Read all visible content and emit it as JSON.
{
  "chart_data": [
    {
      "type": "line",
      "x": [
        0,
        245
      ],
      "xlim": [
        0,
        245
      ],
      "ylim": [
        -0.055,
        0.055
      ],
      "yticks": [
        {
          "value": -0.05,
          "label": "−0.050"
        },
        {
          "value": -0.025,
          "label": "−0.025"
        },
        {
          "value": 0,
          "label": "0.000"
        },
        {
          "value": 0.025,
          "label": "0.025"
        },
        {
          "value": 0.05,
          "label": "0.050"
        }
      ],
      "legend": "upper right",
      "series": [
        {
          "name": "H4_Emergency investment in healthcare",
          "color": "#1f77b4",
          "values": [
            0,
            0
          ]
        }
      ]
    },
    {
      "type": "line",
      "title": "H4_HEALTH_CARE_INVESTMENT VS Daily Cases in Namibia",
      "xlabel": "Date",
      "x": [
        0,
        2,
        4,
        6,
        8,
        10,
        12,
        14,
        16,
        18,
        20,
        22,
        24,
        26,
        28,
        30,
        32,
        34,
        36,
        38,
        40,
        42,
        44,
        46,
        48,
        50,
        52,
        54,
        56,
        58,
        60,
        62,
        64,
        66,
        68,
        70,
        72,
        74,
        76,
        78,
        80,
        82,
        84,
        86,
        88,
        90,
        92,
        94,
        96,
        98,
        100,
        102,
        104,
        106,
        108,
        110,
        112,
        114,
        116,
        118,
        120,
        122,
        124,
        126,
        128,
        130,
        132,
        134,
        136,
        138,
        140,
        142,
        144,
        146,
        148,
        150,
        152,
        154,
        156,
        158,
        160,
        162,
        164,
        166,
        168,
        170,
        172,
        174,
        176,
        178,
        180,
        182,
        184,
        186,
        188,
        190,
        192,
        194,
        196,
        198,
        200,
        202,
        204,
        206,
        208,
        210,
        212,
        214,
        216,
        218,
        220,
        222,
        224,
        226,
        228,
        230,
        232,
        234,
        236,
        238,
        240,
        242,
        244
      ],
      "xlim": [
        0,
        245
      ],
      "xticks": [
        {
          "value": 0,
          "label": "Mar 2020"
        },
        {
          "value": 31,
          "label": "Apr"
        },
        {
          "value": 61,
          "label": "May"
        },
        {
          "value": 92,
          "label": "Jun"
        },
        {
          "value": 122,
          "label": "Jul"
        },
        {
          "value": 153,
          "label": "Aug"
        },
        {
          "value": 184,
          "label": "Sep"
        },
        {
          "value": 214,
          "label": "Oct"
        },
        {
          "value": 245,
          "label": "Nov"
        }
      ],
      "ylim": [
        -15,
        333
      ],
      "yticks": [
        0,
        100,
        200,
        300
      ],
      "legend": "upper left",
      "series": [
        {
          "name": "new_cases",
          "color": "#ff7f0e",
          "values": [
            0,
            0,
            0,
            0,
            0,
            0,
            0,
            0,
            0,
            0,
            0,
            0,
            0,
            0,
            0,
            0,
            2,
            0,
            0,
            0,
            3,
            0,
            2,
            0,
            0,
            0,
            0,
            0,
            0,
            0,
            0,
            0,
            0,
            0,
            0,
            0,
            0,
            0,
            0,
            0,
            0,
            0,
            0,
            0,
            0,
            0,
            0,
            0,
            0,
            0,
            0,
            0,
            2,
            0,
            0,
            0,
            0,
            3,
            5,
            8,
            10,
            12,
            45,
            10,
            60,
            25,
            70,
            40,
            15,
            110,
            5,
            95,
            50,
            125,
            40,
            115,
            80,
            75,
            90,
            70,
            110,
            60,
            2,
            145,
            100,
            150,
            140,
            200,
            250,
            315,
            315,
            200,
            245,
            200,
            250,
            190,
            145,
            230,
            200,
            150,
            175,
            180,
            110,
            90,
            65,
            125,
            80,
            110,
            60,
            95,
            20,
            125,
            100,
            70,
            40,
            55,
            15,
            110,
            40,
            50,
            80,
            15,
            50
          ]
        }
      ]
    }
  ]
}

=-=-=-=-=

_YOUR INSTRUCTIONS_. Make an exact copy of every line in the data.

_ANSWER FOR THE TASK_.
Read all visible content and emit it as JSON.
{
  "chart_data": [
    {
      "type": "line",
      "x": [
        0,
        245
      ],
      "xlim": [
        0,
        245
      ],
      "ylim": [
        -0.055,
        0.055
      ],
      "yticks": [
        {
          "value": -0.05,
          "label": "−0.050"
        },
        {
          "value": -0.025,
          "label": "−0.025"
        },
        {
          "value": 0,
          "label": "0.000"
        },
        {
          "value": 0.025,
          "label": "0.025"
        },
        {
          "value": 0.05,
          "label": "0.050"
        }
      ],
      "legend": "upper right",
      "series": [
        {
          "name": "H4_Emergency investment in healthcare",
          "color": "#1f77b4",
          "values": [
            0,
            0
          ]
        }
      ]
    },
    {
      "type": "line",
      "title": "H4_HEALTH_CARE_INVESTMENT VS Daily Cases in Namibia",
      "xlabel": "Date",
      "x": [
        0,
        2,
        4,
        6,
        8,
        10,
        12,
        14,
        16,
        18,
        20,
        22,
        24,
        26,
        28,
        30,
        32,
        34,
        36,
        38,
        40,
        42,
        44,
        46,
        48,
        50,
        52,
        54,
        56,
        58,
        60,
        62,
        64,
        66,
        68,
        70,
        72,
        74,
        76,
        78,
        80,
        82,
        84,
        86,
        88,
        90,
        92,
        94,
        96,
        98,
        100,
        102,
        104,
        106,
        108,
        110,
        112,
        114,
        116,
        118,
        120,
        122,
        124,
        126,
        128,
        130,
        132,
        134,
        136,
        138,
        140,
        142,
        144,
        146,
        148,
        150,
        152,
        154,
        156,
        158,
        160,
        162,
        164,
        166,
        168,
        170,
        172,
        174,
        176,
        178,
        180,
        182,
        184,
        186,
        188,
        190,
        192,
        194,
        196,
        198,
        200,
        202,
        204,
        206,
        208,
        210,
        212,
        214,
        216,
        218,
        220,
        222,
        224,
        226,
        228,
        230,
        232,
        234,
        236,
        238,
        240,
        242,
        244
      ],
      "xlim": [
        0,
        245
      ],
      "xticks": [
        {
          "value": 0,
          "label": "Mar 2020"
        },
        {
          "value": 31,
          "label": "Apr"
        },
        {
          "value": 61,
          "label": "May"
        },
        {
          "value": 92,
          "label": "Jun"
        },
        {
          "value": 122,
          "label": "Jul"
        },
        {
          "value": 153,
          "label": "Aug"
        },
        {
          "value": 184,
          "label": "Sep"
        },
        {
          "value": 214,
          "label": "Oct"
        },
        {
          "value": 245,
          "label": "Nov"
        }
      ],
      "ylim": [
        -15,
        333
      ],
      "yticks": [
        0,
        100,
        200,
        300
      ],
      "legend": "upper left",
      "series": [
        {
          "name": "new_cases",
          "color": "#ff7f0e",
          "values": [
            0,
            0,
            0,
            0,
            0,
            0,
            0,
            0,
            0,
            0,
            0,
            0,
            0,
            0,
            0,
            0,
            2,
            0,
            0,
            0,
            3,
            0,
            2,
            0,
            0,
            0,
            0,
            0,
            0,
            0,
            0,
            0,
            0,
            0,
            0,
            0,
            0,
            0,
            0,
            0,
            0,
            0,
            0,
            0,
            0,
            0,
            0,
            0,
            0,
            0,
            0,
            0,
            2,
            0,
            0,
            0,
            0,
            3,
            5,
            8,
            10,
            12,
            45,
            10,
            60,
            25,
            70,
            40,
            15,
            110,
            5,
            95,
            50,
            125,
            40,
            115,
            80,
            75,
            90,
            70,
            110,
            60,
            2,
            145,
            100,
            150,
            140,
            200,
            250,
            315,
            315,
            200,
            245,
            200,
            250,
            190,
            145,
            230,
            200,
            150,
            175,
            180,
            110,
            90,
            65,
            125,
            80,
            110,
            60,
            95,
            20,
            125,
            100,
            70,
            40,
            55,
            15,
            110,
            40,
            50,
            80,
            15,
            50
          ]
        }
      ]
    }
  ]
}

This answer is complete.